• Task to carry out: Count each line below that has "soit" anywhere in it. Answer with the total alone.

• Entries provided:

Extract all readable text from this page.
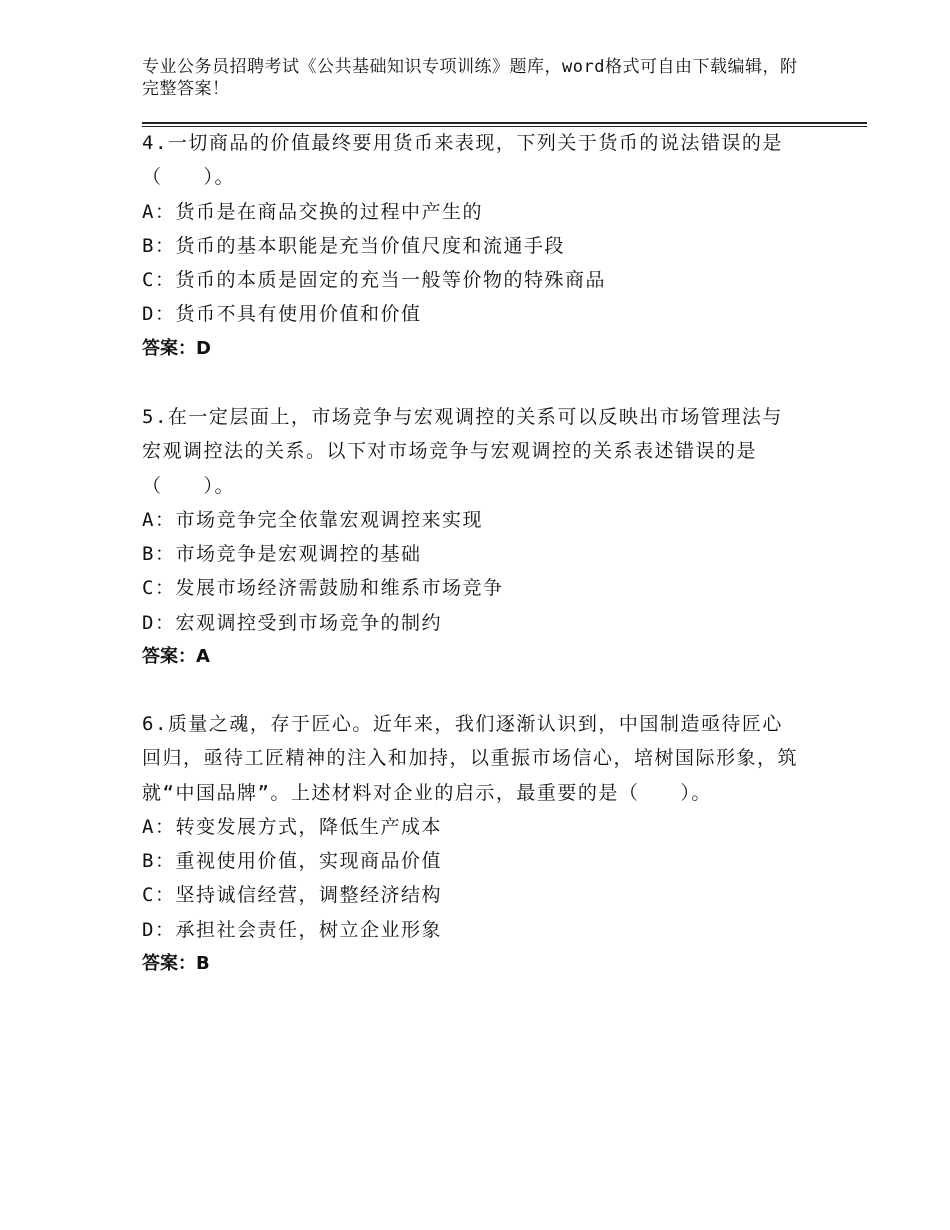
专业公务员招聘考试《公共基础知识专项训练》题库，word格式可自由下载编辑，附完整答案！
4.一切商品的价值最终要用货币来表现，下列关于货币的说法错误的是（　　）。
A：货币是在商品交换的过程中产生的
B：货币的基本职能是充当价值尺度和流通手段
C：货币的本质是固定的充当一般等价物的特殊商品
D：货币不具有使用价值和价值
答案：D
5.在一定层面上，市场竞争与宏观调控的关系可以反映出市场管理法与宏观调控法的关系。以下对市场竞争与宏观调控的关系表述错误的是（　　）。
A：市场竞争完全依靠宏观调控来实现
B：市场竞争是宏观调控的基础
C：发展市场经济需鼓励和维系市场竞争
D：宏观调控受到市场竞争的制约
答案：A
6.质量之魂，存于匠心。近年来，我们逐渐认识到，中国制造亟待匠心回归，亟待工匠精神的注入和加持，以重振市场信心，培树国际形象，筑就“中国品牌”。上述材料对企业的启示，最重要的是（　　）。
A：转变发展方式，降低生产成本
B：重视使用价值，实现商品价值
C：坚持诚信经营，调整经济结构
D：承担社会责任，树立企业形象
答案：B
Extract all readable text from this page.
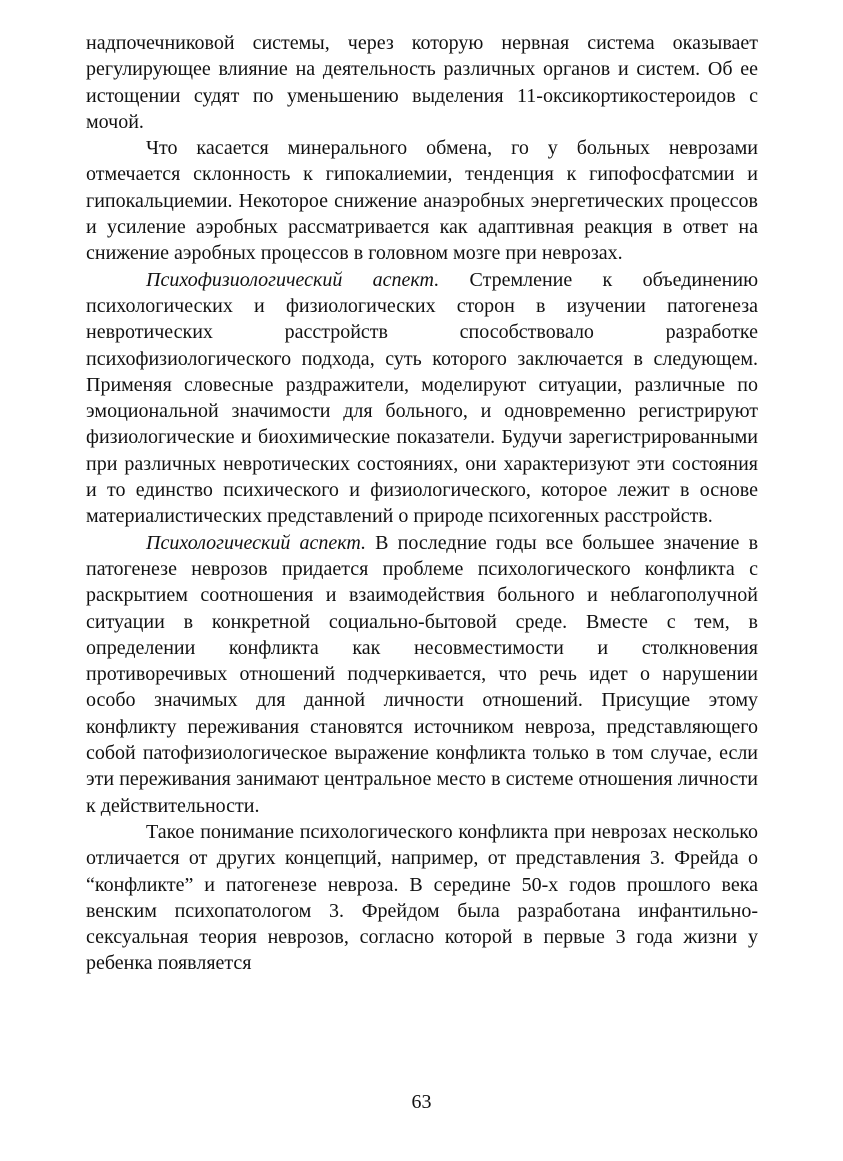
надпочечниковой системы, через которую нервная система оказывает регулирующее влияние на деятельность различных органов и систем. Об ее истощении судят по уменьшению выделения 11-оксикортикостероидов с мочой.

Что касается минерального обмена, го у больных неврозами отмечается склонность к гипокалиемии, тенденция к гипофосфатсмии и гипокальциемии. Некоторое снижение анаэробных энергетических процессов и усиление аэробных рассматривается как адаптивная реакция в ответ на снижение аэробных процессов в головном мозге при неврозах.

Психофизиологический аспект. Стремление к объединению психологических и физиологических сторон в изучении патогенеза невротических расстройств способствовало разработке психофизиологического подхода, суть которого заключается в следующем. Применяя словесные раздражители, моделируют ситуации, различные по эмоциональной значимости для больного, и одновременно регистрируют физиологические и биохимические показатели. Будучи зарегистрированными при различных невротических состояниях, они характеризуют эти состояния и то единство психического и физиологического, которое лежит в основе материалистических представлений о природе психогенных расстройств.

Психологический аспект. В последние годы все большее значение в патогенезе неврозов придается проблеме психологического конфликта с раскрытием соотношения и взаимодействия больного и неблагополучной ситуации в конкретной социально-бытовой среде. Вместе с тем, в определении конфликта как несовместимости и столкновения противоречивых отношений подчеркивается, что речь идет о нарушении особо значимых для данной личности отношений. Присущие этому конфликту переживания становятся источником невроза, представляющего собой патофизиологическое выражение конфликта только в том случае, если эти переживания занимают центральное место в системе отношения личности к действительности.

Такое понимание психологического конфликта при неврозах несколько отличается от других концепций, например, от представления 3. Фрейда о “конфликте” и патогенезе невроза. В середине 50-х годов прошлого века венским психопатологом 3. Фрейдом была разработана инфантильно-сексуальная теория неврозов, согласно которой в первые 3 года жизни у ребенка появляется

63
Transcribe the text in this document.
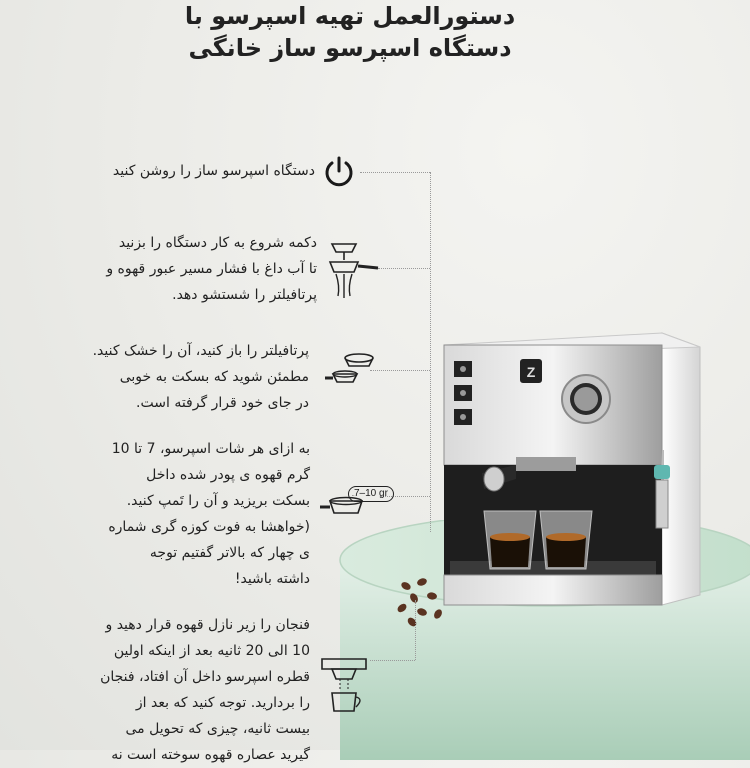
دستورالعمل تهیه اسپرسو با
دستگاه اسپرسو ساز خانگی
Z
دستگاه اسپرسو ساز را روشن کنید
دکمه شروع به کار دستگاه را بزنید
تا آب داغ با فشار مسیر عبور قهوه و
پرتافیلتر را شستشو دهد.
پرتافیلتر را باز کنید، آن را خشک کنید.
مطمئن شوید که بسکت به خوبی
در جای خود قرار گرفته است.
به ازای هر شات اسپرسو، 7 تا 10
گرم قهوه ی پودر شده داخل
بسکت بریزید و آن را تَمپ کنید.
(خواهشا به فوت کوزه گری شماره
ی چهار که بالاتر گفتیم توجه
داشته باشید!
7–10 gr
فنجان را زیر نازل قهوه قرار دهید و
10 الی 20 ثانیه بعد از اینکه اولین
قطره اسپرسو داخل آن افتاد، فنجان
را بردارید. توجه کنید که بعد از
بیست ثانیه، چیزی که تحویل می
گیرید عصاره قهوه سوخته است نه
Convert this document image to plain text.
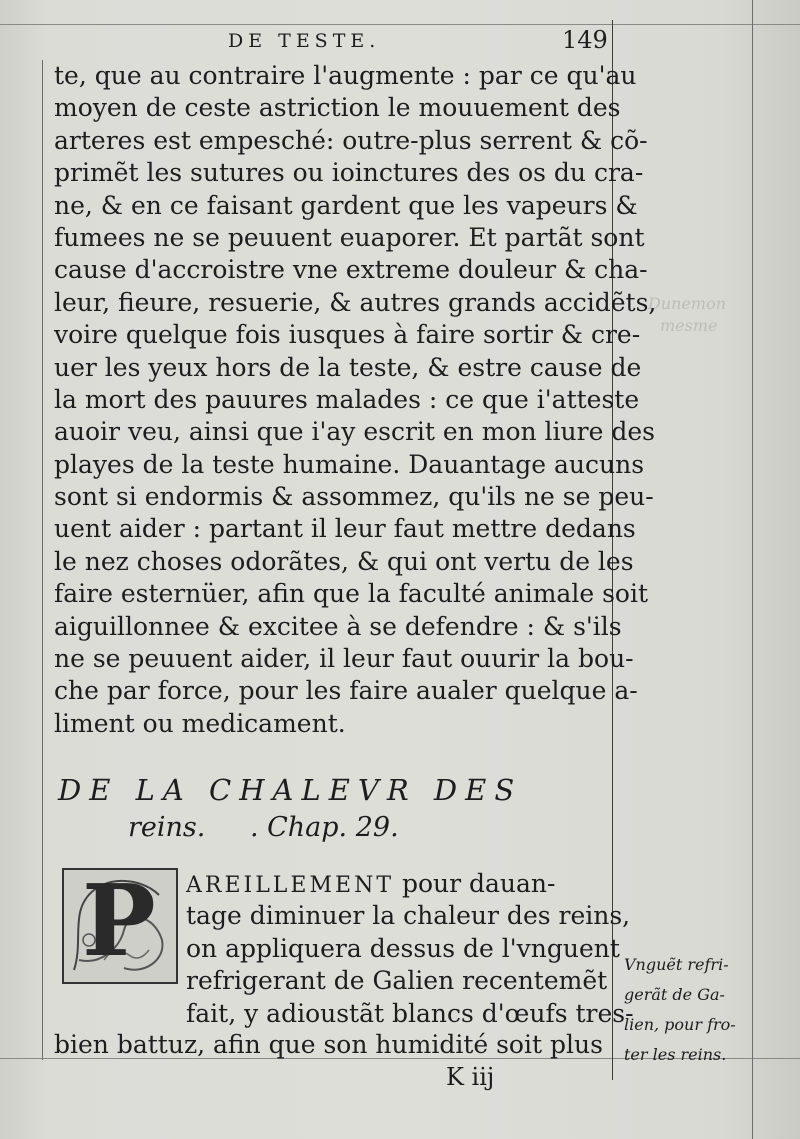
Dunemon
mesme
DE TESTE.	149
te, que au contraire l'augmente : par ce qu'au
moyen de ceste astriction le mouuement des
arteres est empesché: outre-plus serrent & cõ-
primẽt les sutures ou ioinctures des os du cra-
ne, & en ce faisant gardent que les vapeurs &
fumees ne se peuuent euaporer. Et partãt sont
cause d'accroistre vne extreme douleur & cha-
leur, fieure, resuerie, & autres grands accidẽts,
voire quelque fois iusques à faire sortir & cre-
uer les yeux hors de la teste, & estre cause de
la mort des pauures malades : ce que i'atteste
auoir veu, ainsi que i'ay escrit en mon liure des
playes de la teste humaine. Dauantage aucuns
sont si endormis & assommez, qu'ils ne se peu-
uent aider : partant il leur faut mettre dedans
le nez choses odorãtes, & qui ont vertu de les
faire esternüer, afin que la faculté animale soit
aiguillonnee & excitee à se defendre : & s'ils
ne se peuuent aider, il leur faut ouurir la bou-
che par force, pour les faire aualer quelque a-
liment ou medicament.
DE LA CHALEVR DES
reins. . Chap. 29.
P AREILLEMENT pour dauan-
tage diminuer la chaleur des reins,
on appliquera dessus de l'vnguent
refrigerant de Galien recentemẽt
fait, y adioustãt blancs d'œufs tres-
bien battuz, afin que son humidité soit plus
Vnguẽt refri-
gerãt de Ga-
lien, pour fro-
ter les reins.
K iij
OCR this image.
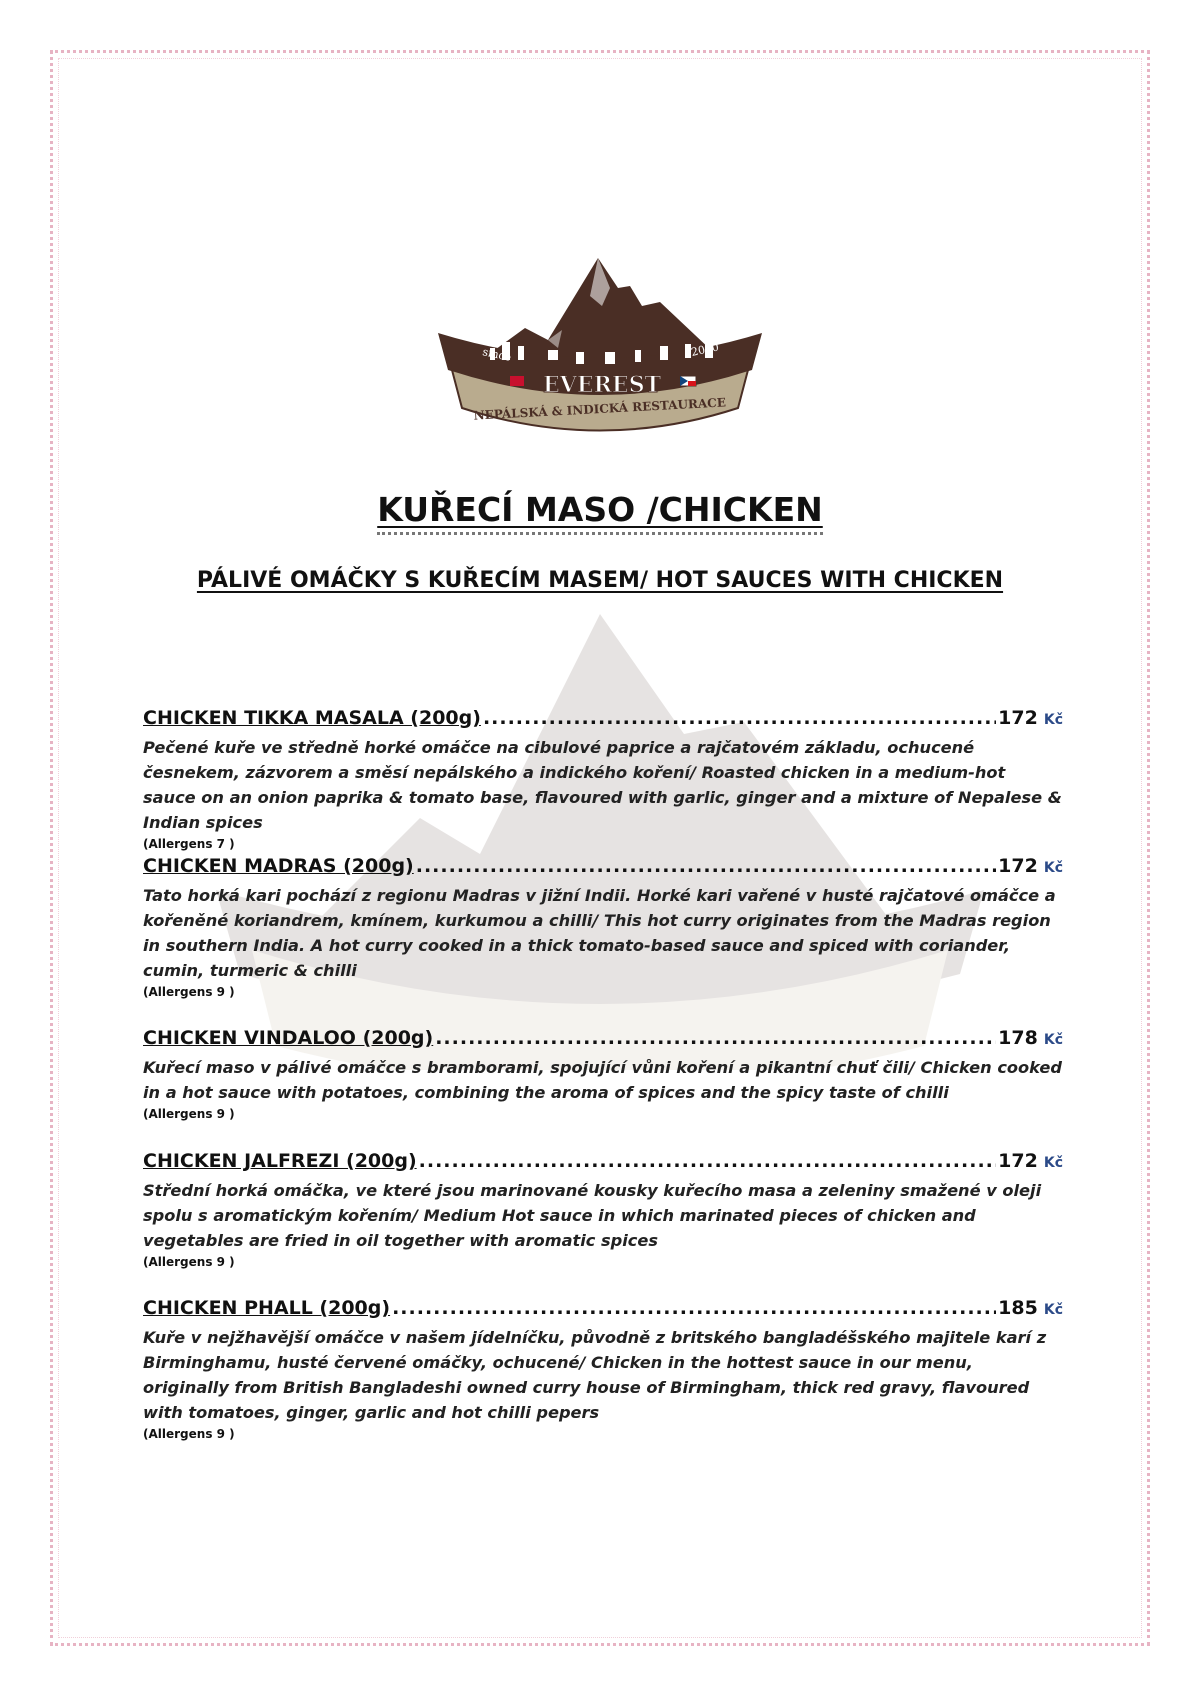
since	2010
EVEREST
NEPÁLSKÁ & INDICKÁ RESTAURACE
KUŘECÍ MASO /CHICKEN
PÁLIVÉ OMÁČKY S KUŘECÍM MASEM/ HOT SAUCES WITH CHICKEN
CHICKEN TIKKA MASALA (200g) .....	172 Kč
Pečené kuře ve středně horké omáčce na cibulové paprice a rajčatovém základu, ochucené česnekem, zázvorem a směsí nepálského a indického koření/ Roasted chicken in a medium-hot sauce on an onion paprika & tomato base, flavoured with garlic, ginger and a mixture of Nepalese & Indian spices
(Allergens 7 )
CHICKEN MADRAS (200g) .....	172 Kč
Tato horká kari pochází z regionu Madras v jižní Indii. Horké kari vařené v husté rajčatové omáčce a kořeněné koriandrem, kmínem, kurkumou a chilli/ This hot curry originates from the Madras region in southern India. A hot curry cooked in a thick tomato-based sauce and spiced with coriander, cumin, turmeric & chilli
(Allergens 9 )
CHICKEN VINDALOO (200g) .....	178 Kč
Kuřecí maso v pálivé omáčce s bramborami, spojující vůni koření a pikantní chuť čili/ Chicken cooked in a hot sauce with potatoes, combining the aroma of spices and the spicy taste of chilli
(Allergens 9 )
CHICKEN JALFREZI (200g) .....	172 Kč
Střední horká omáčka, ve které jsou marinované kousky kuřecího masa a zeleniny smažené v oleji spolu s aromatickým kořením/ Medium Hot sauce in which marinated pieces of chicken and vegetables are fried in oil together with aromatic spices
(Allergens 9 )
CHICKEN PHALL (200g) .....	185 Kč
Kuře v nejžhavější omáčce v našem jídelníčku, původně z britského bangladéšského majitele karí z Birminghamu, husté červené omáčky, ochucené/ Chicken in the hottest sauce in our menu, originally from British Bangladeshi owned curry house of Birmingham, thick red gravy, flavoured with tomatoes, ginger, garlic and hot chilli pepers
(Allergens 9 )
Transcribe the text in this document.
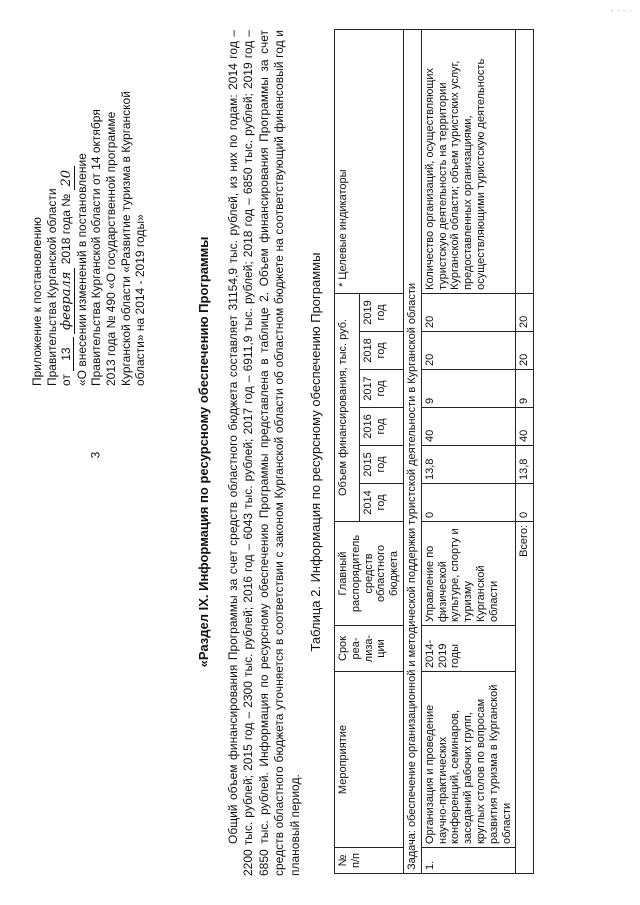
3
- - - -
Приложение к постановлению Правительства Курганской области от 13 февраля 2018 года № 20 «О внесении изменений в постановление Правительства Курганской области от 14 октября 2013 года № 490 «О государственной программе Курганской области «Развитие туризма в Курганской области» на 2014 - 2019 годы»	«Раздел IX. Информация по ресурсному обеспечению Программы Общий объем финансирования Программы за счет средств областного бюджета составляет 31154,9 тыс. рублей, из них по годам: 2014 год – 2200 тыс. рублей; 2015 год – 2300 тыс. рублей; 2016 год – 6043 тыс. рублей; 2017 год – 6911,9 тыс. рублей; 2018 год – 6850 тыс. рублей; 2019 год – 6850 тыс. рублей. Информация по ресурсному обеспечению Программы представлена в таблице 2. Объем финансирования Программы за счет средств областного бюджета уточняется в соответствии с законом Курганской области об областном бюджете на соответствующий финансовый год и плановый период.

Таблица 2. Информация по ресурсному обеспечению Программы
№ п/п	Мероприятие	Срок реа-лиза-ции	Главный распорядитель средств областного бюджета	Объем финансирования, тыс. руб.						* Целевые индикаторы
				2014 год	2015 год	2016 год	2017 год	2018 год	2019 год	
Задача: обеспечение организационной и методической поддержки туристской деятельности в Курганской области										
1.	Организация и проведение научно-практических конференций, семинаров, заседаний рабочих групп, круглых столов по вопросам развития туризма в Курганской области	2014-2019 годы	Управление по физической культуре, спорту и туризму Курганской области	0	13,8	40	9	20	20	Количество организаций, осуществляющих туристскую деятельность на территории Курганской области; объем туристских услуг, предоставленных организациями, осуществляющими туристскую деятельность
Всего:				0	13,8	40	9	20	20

• Solved problem: 2